Lines of data =>
════════════════════
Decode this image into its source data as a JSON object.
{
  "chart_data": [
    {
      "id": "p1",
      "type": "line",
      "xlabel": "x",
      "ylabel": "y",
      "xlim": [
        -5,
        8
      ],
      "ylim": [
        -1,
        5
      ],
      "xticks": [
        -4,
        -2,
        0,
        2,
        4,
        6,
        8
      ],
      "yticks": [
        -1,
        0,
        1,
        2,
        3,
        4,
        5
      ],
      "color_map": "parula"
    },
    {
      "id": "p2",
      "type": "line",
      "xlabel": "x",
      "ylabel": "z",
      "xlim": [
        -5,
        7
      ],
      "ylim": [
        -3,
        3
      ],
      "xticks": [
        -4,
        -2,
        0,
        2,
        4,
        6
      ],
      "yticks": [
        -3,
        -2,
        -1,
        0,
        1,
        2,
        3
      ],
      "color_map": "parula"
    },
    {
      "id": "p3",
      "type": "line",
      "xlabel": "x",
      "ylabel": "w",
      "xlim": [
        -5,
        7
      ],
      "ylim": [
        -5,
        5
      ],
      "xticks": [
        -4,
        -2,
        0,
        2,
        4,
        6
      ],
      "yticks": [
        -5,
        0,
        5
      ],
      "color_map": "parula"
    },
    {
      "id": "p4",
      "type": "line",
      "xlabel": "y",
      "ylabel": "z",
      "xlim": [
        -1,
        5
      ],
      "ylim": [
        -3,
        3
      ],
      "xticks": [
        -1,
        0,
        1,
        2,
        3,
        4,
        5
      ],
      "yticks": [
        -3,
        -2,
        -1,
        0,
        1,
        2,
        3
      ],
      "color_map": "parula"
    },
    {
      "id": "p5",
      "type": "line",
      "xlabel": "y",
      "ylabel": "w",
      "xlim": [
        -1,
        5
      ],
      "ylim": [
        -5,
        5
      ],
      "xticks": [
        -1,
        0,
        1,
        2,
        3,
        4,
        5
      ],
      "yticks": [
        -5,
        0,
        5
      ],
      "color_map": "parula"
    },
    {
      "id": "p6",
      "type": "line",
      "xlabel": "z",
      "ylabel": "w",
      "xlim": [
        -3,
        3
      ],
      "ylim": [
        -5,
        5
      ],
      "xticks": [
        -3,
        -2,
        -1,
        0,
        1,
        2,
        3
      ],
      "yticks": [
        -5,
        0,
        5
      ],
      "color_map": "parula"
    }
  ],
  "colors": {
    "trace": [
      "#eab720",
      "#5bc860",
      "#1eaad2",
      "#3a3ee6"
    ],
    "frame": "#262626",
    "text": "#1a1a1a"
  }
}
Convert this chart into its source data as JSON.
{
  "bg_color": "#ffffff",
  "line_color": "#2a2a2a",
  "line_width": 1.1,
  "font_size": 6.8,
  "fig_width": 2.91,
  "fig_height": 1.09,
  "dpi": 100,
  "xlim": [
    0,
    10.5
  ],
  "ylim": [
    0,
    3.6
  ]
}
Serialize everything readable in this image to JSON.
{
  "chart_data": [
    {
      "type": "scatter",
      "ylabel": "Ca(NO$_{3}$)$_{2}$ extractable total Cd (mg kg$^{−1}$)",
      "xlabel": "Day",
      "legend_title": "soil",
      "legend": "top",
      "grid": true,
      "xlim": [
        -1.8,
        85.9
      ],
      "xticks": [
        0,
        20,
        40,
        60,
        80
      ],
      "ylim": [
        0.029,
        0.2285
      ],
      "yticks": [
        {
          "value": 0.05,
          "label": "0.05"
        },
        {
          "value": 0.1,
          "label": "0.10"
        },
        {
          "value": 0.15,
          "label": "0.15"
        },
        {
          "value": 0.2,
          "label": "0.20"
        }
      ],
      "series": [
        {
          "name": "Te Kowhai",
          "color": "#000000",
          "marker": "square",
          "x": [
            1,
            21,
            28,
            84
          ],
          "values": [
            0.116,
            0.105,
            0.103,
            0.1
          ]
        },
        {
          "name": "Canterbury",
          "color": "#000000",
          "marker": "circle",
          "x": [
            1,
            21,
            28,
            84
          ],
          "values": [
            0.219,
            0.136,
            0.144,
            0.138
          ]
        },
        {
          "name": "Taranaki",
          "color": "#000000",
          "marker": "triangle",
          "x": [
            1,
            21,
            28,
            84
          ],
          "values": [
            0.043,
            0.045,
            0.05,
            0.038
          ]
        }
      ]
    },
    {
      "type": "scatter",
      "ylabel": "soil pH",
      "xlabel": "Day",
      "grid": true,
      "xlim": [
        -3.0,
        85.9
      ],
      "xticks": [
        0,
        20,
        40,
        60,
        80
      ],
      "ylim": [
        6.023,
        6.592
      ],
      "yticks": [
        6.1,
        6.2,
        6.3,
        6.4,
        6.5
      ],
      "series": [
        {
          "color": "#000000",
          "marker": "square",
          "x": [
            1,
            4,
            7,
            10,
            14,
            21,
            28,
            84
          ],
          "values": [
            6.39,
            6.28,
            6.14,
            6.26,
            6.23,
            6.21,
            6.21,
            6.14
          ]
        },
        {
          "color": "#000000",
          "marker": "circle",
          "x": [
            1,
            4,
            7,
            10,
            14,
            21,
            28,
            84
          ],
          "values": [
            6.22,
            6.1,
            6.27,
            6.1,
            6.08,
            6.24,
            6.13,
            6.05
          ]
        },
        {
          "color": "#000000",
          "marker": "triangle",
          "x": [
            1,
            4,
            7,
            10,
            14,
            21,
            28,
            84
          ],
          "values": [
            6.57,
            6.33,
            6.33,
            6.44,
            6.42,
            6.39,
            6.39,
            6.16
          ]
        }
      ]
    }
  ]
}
════════════════════
Task requirements => Go through the entries and return each line where the word "JSON" appears.

Output for this exercise =>
Decode this image into its source data as a JSON object.
Convert this chart into its source data as JSON.
Serialize everything readable in this image to JSON.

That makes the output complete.